-- PROBLEM STATEMENT --
Using the listing below, select the lines with the word "registrador" and copy them.

-- THE DATA --
◆ ◆ ◆ ◆
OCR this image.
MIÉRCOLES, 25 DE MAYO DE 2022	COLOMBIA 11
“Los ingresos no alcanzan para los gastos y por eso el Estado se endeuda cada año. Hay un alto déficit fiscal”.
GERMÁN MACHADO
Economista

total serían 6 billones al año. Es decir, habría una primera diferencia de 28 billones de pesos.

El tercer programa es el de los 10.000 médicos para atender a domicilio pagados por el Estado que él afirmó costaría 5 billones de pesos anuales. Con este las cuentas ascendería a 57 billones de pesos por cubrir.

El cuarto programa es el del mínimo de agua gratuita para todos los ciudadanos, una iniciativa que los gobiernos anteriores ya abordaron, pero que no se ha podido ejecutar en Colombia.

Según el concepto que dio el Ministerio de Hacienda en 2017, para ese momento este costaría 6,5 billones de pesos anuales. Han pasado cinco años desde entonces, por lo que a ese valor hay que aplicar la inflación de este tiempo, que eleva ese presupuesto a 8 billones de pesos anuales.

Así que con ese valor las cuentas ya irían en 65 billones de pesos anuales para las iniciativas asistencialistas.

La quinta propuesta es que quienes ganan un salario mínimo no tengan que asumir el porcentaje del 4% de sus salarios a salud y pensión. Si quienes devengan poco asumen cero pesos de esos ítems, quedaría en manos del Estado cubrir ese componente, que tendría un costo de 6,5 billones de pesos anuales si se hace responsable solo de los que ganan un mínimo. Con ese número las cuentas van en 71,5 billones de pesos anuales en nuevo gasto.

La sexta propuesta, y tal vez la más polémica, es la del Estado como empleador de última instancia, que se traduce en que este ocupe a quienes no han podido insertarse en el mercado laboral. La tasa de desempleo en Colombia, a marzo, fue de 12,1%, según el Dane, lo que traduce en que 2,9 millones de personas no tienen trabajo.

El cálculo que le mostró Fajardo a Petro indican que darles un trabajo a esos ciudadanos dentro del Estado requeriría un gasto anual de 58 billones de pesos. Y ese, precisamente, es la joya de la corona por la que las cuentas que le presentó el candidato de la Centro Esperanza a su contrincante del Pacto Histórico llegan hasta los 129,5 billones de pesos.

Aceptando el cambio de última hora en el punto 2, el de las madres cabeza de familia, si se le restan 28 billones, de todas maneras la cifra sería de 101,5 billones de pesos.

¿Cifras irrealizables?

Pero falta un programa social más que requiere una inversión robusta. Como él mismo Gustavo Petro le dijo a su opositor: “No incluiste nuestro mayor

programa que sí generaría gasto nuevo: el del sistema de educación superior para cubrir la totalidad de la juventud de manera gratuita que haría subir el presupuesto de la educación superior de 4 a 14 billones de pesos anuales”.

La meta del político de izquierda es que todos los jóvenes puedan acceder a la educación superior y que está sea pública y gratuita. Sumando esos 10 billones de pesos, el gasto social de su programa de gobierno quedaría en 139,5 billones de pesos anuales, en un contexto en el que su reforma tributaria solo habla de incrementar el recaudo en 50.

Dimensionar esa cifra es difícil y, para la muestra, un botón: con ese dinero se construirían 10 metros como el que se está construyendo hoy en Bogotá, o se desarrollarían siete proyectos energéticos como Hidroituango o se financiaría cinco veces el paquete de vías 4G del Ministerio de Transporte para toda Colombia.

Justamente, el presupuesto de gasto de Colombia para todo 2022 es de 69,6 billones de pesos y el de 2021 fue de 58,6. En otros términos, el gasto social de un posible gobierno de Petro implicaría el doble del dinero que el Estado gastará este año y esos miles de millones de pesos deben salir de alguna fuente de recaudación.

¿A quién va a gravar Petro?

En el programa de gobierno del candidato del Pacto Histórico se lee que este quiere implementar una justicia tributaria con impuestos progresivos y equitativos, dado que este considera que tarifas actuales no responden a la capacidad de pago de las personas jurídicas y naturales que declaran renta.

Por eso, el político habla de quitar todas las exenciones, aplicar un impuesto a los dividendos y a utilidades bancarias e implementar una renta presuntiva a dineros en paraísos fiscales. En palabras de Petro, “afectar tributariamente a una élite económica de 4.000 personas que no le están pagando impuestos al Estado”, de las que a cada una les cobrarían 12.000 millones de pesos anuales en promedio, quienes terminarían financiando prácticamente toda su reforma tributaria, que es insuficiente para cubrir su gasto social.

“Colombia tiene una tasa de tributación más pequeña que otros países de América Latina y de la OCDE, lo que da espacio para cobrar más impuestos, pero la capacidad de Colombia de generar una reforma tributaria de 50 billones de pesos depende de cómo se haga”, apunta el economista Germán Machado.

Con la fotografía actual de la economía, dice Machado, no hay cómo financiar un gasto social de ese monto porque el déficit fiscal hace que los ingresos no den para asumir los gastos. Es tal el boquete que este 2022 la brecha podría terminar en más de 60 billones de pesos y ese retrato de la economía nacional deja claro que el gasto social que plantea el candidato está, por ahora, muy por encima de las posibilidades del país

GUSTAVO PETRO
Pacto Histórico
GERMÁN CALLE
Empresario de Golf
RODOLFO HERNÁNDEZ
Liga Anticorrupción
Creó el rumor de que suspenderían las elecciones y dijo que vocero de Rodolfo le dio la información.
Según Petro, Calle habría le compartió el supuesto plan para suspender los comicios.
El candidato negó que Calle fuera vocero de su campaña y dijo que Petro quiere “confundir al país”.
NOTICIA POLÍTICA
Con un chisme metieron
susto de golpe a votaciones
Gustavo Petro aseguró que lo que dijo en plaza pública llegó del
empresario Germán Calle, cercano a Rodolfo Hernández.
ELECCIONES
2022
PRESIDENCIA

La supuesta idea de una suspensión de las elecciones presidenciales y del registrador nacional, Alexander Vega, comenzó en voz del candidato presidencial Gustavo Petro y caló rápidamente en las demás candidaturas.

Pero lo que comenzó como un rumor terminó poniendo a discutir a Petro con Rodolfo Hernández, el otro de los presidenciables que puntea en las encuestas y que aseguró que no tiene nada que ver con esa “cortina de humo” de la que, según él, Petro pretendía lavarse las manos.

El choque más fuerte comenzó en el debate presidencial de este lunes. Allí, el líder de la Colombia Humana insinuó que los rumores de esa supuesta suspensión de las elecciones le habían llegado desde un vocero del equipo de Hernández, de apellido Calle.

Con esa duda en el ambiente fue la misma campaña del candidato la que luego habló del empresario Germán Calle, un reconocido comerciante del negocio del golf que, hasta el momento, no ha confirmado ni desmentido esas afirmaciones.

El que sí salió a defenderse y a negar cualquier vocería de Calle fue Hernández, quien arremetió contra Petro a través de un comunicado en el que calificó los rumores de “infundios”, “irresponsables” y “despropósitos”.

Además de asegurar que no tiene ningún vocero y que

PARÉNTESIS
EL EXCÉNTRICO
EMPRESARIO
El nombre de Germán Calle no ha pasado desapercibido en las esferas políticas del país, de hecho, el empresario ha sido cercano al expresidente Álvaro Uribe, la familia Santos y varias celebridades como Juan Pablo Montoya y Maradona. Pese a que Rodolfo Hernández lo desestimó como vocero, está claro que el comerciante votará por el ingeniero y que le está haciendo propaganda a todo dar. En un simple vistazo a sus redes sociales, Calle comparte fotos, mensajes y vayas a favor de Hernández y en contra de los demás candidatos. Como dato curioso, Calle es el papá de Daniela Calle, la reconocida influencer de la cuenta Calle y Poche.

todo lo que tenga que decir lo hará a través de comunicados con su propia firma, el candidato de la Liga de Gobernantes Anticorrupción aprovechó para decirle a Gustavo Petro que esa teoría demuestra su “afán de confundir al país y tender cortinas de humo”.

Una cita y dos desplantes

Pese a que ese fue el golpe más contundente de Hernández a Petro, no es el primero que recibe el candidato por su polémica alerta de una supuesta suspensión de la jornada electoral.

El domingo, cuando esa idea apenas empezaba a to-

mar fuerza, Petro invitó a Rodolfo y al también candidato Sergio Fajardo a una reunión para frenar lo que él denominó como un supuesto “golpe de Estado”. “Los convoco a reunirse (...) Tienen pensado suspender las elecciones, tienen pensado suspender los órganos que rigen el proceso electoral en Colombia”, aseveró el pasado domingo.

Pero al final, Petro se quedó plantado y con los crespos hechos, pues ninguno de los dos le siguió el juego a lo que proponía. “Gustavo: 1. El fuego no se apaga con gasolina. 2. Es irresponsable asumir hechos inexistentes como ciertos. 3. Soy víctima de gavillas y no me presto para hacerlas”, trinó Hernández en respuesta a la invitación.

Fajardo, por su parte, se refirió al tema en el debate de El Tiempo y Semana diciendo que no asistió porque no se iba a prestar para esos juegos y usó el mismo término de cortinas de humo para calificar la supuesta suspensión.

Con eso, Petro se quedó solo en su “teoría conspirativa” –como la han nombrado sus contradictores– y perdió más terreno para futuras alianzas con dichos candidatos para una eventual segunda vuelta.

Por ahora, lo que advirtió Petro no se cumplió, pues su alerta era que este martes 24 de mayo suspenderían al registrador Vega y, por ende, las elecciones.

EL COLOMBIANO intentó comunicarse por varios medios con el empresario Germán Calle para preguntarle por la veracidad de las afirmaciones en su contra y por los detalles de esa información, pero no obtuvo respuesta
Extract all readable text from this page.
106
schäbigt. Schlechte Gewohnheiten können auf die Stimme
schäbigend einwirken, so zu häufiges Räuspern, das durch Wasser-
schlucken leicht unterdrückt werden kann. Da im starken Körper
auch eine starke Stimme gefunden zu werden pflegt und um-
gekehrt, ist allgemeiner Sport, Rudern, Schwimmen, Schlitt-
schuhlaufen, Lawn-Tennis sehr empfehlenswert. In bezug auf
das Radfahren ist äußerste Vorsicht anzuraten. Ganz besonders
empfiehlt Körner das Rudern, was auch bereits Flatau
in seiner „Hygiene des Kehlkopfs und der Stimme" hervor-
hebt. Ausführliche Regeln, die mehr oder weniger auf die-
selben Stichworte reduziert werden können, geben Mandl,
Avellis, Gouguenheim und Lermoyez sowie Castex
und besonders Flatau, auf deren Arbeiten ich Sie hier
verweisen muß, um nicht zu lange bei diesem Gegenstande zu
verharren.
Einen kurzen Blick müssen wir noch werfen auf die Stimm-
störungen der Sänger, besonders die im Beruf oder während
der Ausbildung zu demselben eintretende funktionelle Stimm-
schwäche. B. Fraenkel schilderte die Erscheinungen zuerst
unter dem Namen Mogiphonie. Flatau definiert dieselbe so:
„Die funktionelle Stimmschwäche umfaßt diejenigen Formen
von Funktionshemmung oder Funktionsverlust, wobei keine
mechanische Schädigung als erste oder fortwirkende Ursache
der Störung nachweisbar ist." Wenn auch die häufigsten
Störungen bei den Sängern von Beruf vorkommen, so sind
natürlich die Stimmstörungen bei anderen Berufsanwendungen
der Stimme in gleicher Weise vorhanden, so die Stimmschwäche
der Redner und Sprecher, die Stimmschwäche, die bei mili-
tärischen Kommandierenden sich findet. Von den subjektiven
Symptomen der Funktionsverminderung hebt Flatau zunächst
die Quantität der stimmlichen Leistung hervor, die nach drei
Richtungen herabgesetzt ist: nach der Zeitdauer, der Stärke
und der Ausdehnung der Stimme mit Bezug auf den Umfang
◆ ◆ ◆ ◆
-- IN RESPONSE --
La supuesta idea de una suspensión de las elecciones presidenciales y del registrador nacional, Alexander Vega, comenzó en voz del candidato presidencial Gustavo Petro y caló rápidamente en las demás candidaturas.
Por ahora, lo que advirtió Petro no se cumplió, pues su alerta era que este martes 24 de mayo suspenderían al registrador Vega y, por ende, las elecciones.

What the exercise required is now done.